PROBLEM REQUIREMENTS:
Find the lines containing the word "document" and copy every one of them.

═════ DATASET

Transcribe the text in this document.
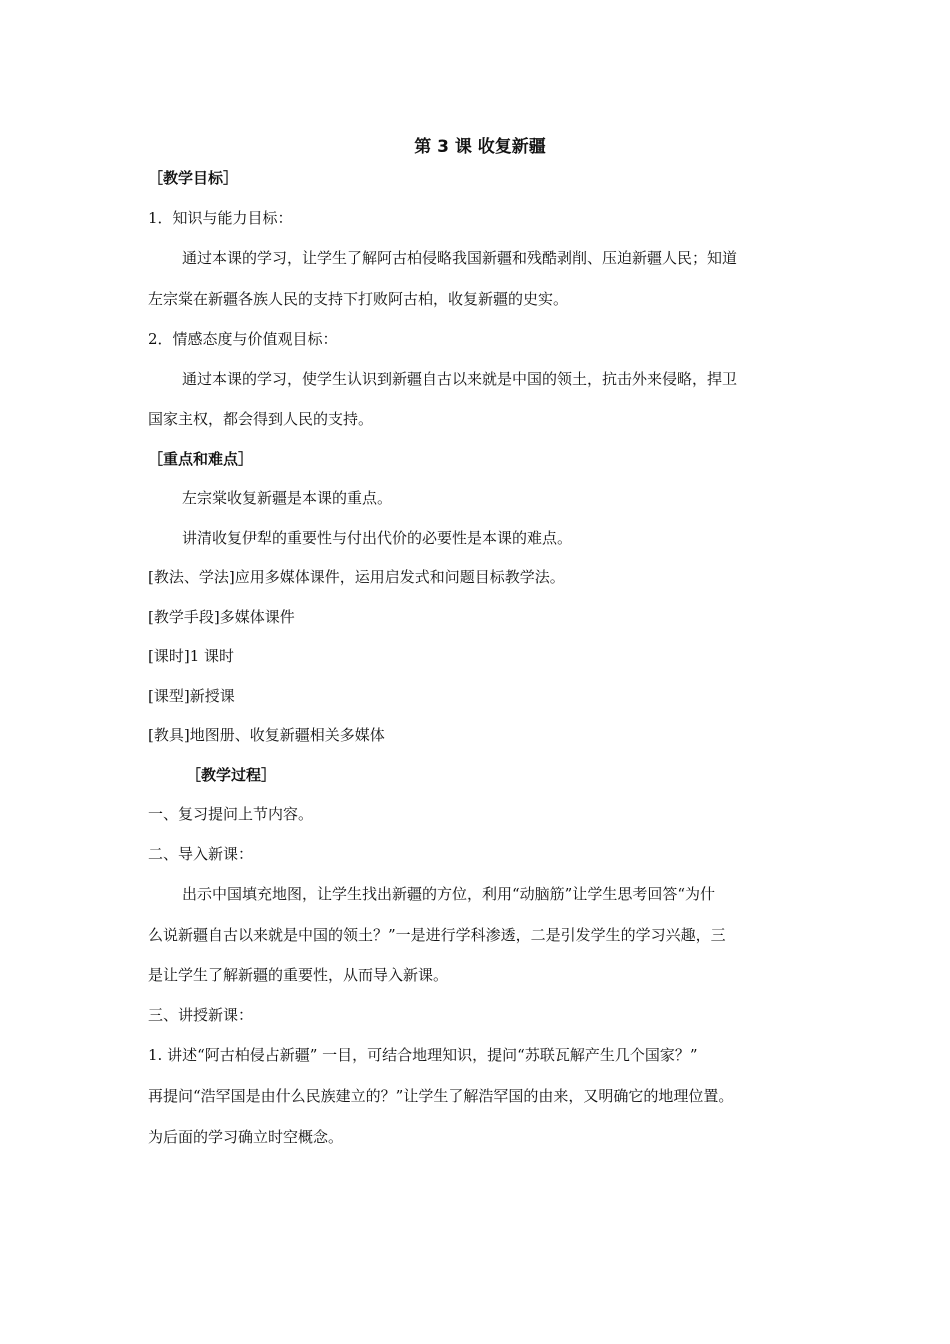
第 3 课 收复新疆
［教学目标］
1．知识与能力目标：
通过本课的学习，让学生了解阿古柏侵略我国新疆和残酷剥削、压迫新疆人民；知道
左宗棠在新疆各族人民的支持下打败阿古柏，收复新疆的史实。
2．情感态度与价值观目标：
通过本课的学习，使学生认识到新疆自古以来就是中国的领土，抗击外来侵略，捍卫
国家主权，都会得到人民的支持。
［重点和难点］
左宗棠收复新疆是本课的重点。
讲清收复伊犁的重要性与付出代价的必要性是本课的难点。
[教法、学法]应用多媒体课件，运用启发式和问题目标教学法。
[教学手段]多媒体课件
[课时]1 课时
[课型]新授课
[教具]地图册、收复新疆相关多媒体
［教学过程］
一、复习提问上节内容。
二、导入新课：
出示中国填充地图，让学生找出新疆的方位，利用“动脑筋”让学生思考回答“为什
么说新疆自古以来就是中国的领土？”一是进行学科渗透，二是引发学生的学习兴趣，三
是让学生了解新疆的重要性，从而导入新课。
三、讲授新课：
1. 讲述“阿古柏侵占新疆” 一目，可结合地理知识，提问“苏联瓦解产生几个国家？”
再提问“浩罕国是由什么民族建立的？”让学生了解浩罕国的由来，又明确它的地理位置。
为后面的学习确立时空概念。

══════════
═════ DATASET

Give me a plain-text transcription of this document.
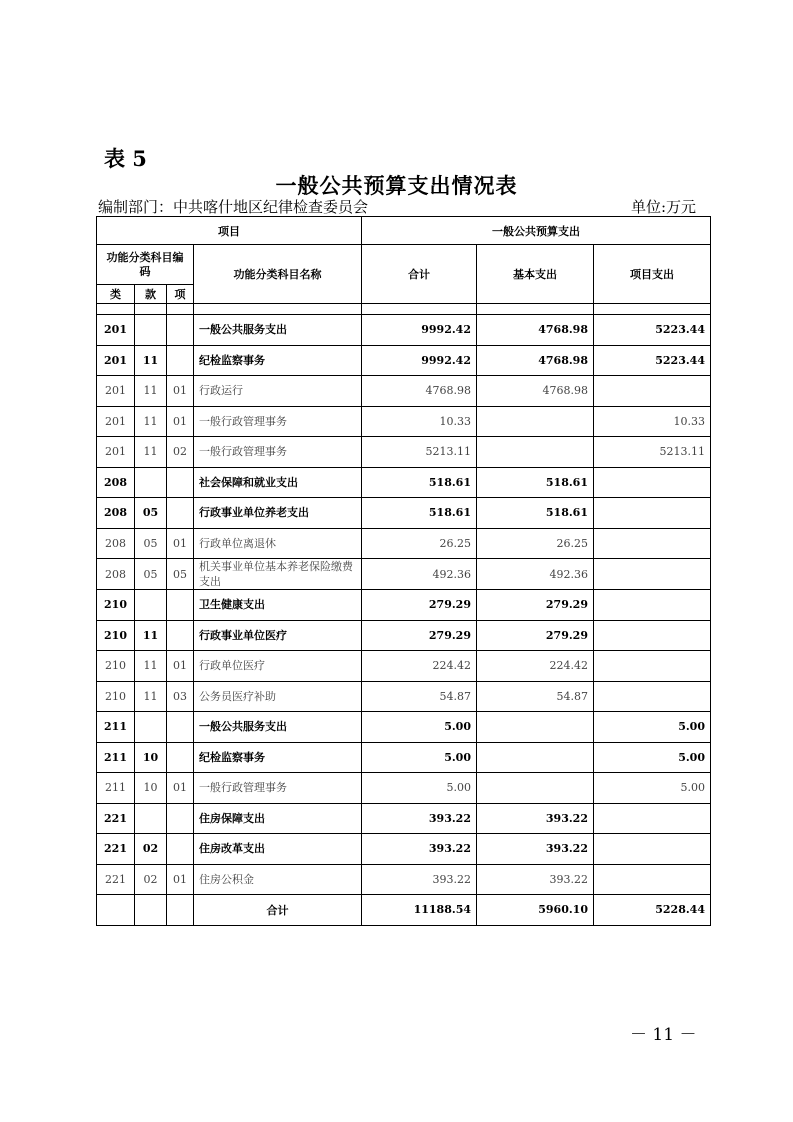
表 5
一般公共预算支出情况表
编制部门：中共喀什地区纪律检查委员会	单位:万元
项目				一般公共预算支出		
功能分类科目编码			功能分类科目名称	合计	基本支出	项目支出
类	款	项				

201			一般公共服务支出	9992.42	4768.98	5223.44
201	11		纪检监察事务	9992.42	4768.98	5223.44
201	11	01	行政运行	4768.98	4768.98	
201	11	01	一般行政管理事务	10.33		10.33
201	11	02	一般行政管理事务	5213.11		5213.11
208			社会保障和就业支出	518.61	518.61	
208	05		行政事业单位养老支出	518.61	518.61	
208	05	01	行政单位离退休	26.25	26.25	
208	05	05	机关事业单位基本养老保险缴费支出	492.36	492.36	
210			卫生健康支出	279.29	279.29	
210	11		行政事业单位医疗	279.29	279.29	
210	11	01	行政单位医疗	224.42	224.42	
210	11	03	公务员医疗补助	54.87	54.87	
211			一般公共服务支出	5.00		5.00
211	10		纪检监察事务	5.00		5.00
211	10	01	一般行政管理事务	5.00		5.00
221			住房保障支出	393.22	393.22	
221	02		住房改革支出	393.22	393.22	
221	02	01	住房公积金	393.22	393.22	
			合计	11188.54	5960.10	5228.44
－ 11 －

══════════
═════ DATASET

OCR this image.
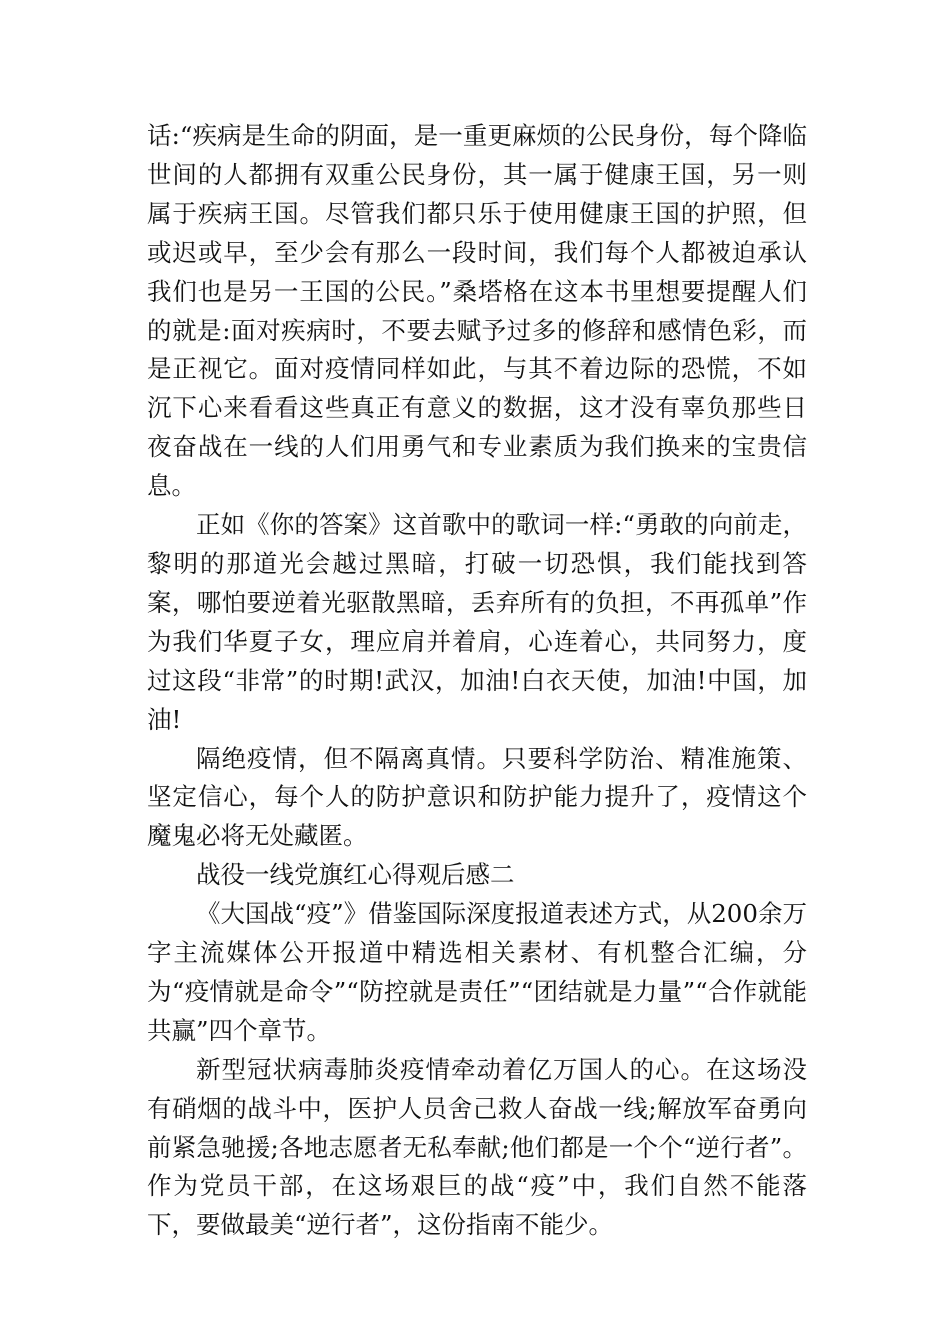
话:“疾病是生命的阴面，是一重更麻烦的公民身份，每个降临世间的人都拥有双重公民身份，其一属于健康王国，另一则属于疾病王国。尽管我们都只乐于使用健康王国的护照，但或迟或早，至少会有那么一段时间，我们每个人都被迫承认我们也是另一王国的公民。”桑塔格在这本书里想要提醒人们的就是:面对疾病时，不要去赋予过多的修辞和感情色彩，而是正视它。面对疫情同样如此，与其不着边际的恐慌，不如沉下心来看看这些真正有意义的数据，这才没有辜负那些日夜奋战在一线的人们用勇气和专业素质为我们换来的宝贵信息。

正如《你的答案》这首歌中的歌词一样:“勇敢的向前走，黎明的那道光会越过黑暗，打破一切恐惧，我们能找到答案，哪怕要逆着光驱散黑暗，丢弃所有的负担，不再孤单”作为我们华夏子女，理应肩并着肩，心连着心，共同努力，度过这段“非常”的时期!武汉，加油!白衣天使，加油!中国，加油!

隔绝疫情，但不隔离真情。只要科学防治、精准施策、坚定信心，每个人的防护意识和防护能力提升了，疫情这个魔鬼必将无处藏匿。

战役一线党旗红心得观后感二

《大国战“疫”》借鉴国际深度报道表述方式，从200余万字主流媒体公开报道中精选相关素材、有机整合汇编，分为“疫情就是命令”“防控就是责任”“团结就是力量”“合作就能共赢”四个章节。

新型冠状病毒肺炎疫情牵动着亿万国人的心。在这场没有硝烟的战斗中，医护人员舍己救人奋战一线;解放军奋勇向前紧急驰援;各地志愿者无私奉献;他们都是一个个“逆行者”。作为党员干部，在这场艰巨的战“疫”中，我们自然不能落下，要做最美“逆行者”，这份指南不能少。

══════════

WRITTEN ANSWER:
Transcribe the text in this document.
Give me a plain-text transcription of this document.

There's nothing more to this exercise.